• **Task requirements**
Identify every line containing the word "Tiptronic" and reproduce each one.

• **Recorded information**
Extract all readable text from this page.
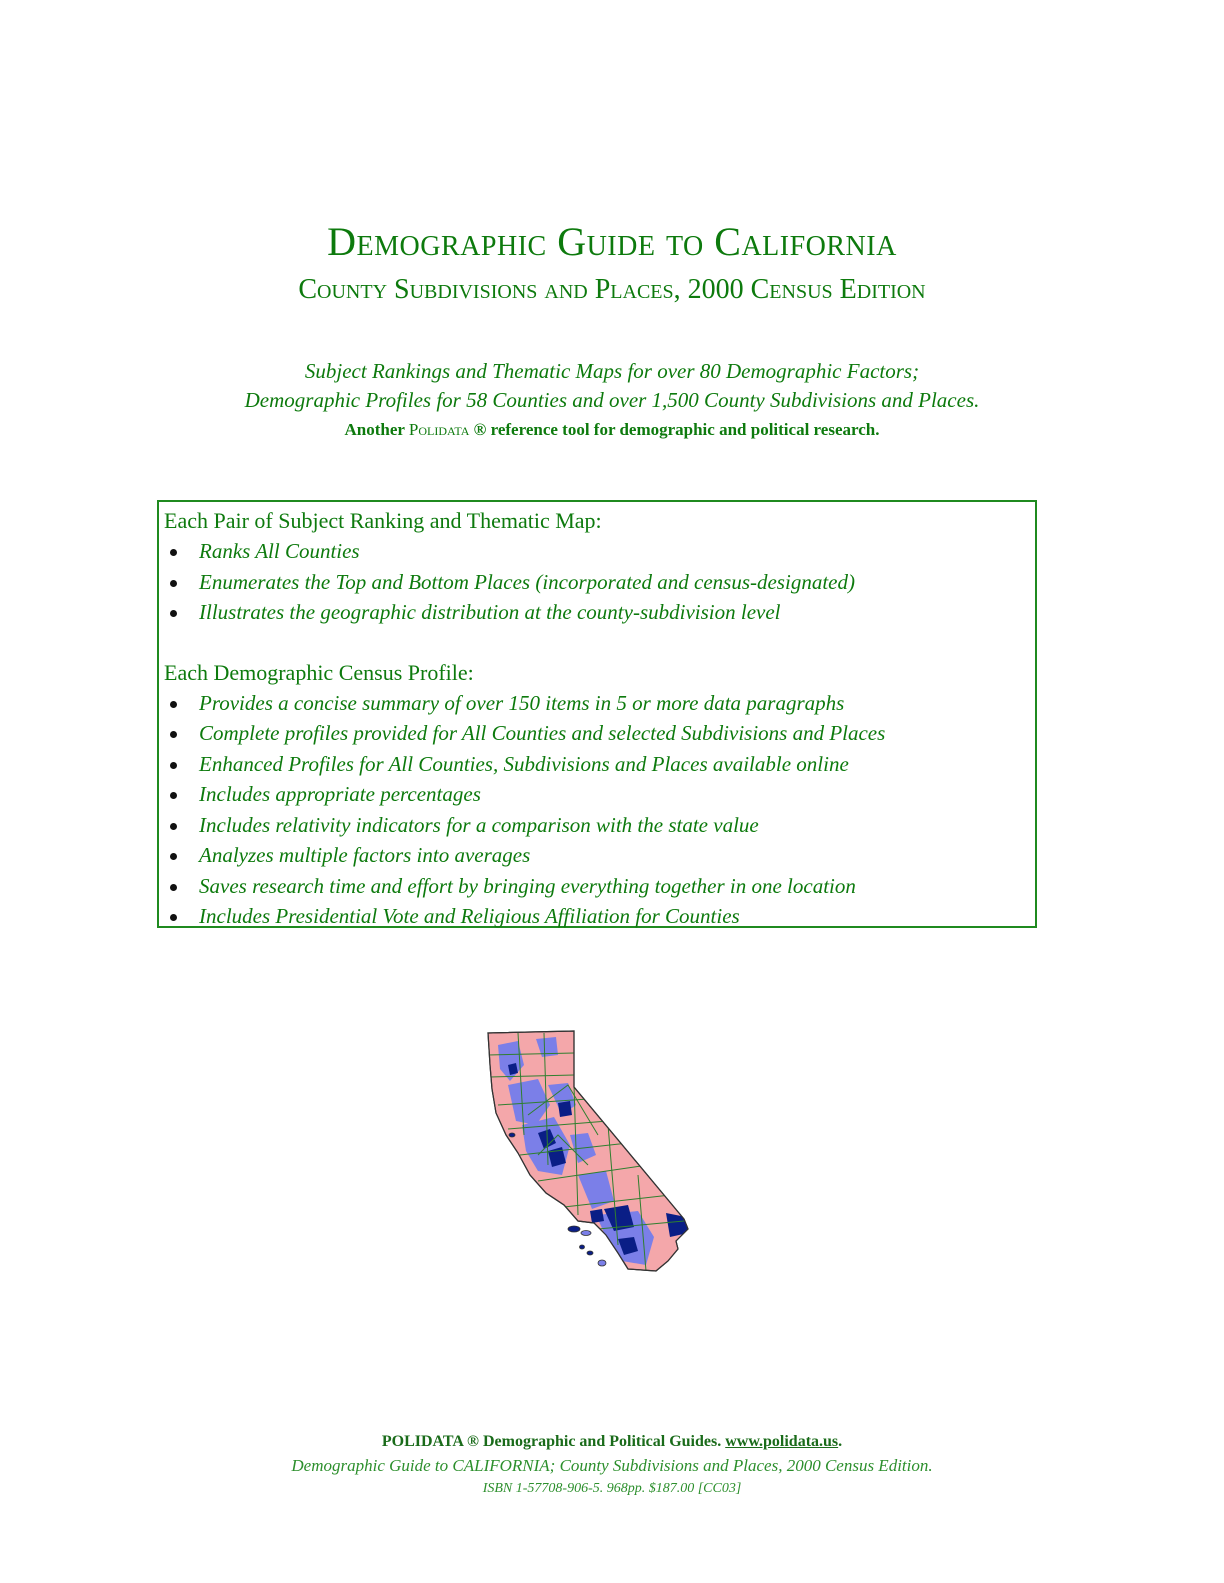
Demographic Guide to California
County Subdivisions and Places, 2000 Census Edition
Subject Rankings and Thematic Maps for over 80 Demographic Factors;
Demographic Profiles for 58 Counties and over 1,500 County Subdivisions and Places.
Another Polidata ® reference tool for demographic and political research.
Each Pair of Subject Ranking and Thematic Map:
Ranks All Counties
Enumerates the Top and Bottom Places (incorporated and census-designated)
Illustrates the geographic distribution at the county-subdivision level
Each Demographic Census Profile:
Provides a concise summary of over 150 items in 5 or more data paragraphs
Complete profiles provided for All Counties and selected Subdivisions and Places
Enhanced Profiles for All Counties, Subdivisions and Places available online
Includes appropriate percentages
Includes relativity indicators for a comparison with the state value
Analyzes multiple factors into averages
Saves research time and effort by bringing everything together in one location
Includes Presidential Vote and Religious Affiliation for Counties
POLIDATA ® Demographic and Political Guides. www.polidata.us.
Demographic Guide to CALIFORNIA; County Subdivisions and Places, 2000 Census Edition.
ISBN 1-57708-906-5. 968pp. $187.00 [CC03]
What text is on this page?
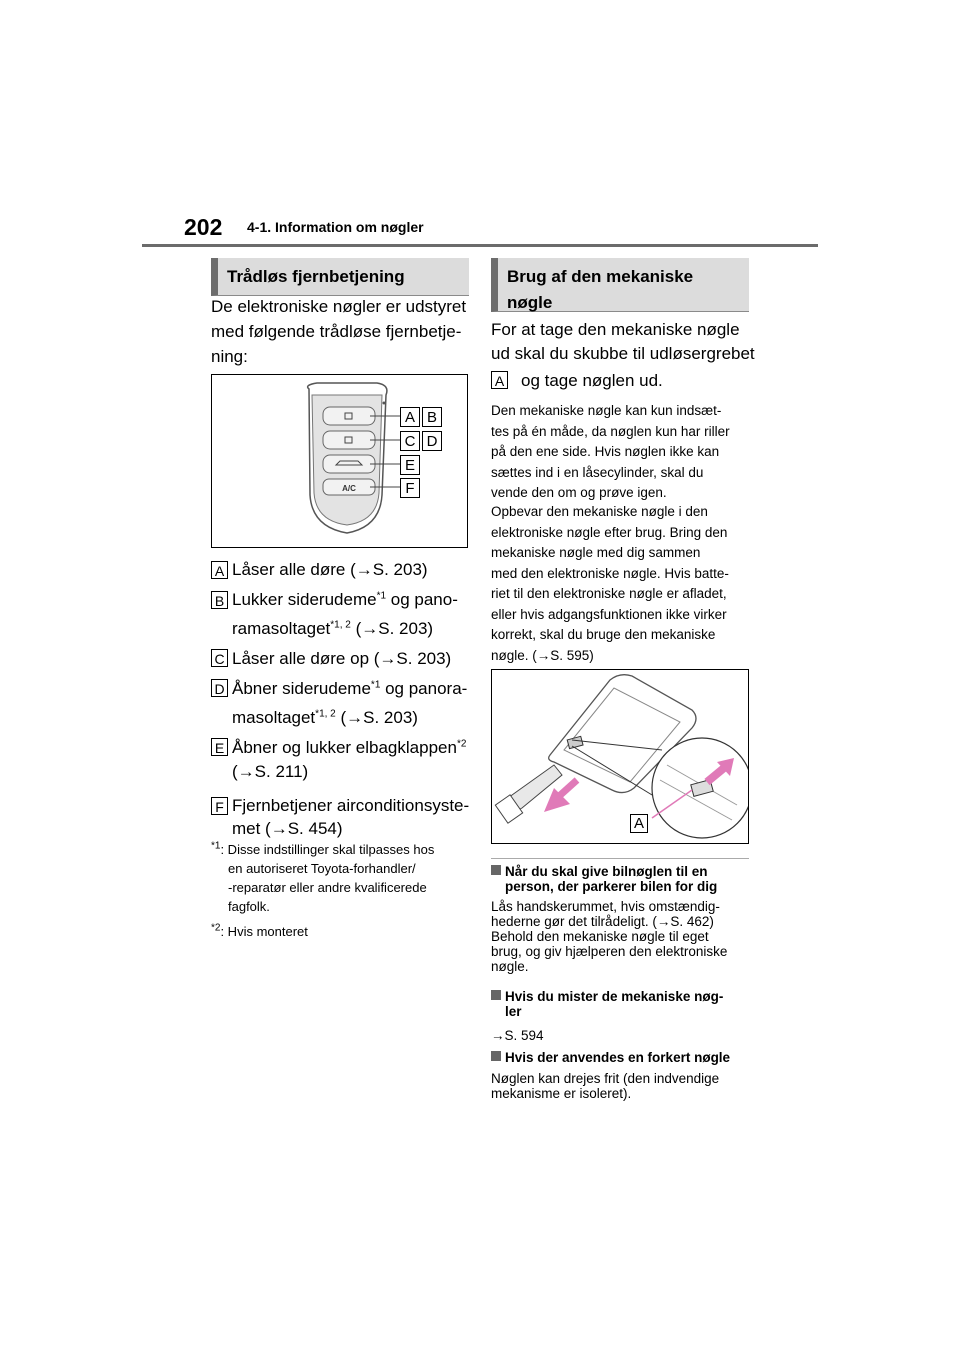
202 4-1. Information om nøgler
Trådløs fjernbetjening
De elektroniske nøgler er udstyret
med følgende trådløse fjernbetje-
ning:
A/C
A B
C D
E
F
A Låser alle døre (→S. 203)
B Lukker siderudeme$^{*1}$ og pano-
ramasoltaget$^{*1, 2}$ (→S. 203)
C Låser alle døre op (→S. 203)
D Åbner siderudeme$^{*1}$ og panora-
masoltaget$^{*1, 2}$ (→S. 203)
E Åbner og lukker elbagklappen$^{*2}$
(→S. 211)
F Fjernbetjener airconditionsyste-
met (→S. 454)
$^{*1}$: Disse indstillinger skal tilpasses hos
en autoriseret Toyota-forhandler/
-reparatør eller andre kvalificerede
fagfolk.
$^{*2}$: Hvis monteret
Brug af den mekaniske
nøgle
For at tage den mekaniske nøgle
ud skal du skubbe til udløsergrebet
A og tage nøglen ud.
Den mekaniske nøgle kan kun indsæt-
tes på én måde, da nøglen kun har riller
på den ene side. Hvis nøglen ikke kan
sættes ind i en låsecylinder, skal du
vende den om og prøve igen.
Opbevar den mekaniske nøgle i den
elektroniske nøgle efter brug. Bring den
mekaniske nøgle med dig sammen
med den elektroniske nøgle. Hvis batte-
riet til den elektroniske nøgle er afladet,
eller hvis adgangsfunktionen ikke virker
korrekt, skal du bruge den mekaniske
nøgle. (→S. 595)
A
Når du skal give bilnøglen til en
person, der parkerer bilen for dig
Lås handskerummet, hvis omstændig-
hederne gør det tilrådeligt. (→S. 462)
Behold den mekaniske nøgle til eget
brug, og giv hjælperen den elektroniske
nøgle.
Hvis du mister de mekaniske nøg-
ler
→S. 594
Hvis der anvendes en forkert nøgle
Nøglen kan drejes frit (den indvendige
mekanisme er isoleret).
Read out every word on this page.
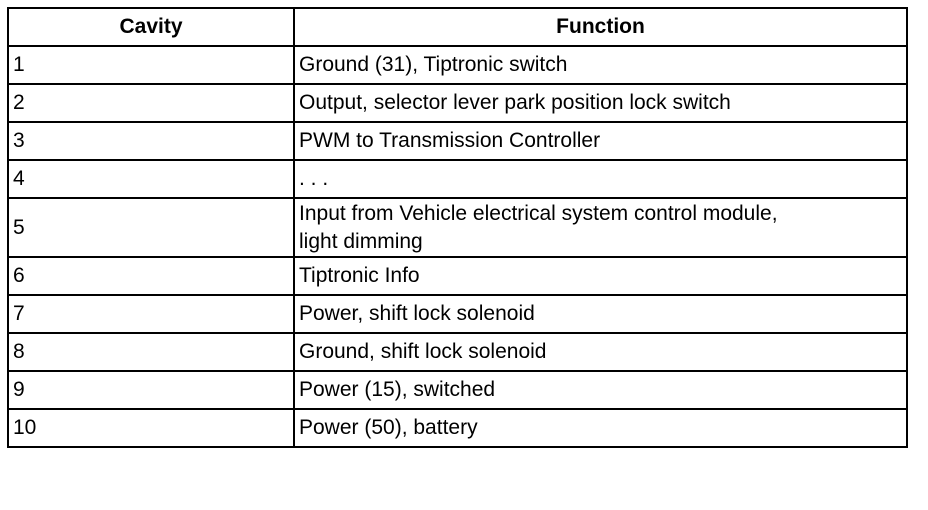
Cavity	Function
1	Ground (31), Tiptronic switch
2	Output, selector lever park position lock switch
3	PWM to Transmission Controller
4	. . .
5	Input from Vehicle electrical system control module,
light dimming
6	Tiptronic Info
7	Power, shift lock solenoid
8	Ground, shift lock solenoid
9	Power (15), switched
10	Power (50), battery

• **Response to this exercise**
1	Ground (31), Tiptronic switch
6	Tiptronic Info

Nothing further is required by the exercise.